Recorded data

----------------

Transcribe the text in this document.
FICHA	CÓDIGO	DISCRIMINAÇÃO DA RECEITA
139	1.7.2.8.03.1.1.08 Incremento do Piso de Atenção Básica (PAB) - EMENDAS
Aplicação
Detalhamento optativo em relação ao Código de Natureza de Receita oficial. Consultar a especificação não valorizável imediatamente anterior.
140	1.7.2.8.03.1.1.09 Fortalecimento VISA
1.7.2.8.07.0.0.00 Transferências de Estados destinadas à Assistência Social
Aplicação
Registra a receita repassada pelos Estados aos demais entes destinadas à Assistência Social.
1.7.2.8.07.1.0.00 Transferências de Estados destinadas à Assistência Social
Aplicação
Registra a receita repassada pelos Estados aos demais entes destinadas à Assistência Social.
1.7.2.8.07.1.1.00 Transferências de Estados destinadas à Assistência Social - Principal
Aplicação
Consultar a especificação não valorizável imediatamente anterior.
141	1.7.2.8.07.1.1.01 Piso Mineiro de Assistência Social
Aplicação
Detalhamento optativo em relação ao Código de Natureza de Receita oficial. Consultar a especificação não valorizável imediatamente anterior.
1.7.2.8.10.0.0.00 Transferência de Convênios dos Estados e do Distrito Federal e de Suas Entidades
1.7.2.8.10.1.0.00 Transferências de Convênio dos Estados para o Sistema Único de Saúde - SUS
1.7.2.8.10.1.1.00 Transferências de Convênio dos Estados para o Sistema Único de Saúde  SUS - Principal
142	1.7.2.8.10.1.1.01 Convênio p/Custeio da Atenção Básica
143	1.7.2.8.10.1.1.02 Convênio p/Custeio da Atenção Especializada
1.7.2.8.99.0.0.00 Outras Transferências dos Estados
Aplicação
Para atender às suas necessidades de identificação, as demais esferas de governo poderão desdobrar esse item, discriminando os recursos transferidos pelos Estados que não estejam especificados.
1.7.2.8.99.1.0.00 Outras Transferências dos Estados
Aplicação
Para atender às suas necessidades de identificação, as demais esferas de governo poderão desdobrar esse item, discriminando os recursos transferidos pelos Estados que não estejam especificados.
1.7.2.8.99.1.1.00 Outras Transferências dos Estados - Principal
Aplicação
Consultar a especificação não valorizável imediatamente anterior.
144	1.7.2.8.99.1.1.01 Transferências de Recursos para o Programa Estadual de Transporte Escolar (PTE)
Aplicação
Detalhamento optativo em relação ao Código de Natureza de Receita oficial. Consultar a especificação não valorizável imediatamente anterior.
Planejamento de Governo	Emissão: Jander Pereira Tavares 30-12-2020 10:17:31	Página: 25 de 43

----------------

→ Work required: Repeat the material above in full, quoting it exactly.

→ Output:
Transcribe the text in this document.
FICHA	CÓDIGO	DISCRIMINAÇÃO DA RECEITA
139	1.7.2.8.03.1.1.08 Incremento do Piso de Atenção Básica (PAB) - EMENDAS
Aplicação
Detalhamento optativo em relação ao Código de Natureza de Receita oficial. Consultar a especificação não valorizável imediatamente anterior.
140	1.7.2.8.03.1.1.09 Fortalecimento VISA
1.7.2.8.07.0.0.00 Transferências de Estados destinadas à Assistência Social
Aplicação
Registra a receita repassada pelos Estados aos demais entes destinadas à Assistência Social.
1.7.2.8.07.1.0.00 Transferências de Estados destinadas à Assistência Social
Aplicação
Registra a receita repassada pelos Estados aos demais entes destinadas à Assistência Social.
1.7.2.8.07.1.1.00 Transferências de Estados destinadas à Assistência Social - Principal
Aplicação
Consultar a especificação não valorizável imediatamente anterior.
141	1.7.2.8.07.1.1.01 Piso Mineiro de Assistência Social
Aplicação
Detalhamento optativo em relação ao Código de Natureza de Receita oficial. Consultar a especificação não valorizável imediatamente anterior.
1.7.2.8.10.0.0.00 Transferência de Convênios dos Estados e do Distrito Federal e de Suas Entidades
1.7.2.8.10.1.0.00 Transferências de Convênio dos Estados para o Sistema Único de Saúde - SUS
1.7.2.8.10.1.1.00 Transferências de Convênio dos Estados para o Sistema Único de Saúde  SUS - Principal
142	1.7.2.8.10.1.1.01 Convênio p/Custeio da Atenção Básica
143	1.7.2.8.10.1.1.02 Convênio p/Custeio da Atenção Especializada
1.7.2.8.99.0.0.00 Outras Transferências dos Estados
Aplicação
Para atender às suas necessidades de identificação, as demais esferas de governo poderão desdobrar esse item, discriminando os recursos transferidos pelos Estados que não estejam especificados.
1.7.2.8.99.1.0.00 Outras Transferências dos Estados
Aplicação
Para atender às suas necessidades de identificação, as demais esferas de governo poderão desdobrar esse item, discriminando os recursos transferidos pelos Estados que não estejam especificados.
1.7.2.8.99.1.1.00 Outras Transferências dos Estados - Principal
Aplicação
Consultar a especificação não valorizável imediatamente anterior.
144	1.7.2.8.99.1.1.01 Transferências de Recursos para o Programa Estadual de Transporte Escolar (PTE)
Aplicação
Detalhamento optativo em relação ao Código de Natureza de Receita oficial. Consultar a especificação não valorizável imediatamente anterior.
Planejamento de Governo	Emissão: Jander Pereira Tavares 30-12-2020 10:17:31	Página: 25 de 43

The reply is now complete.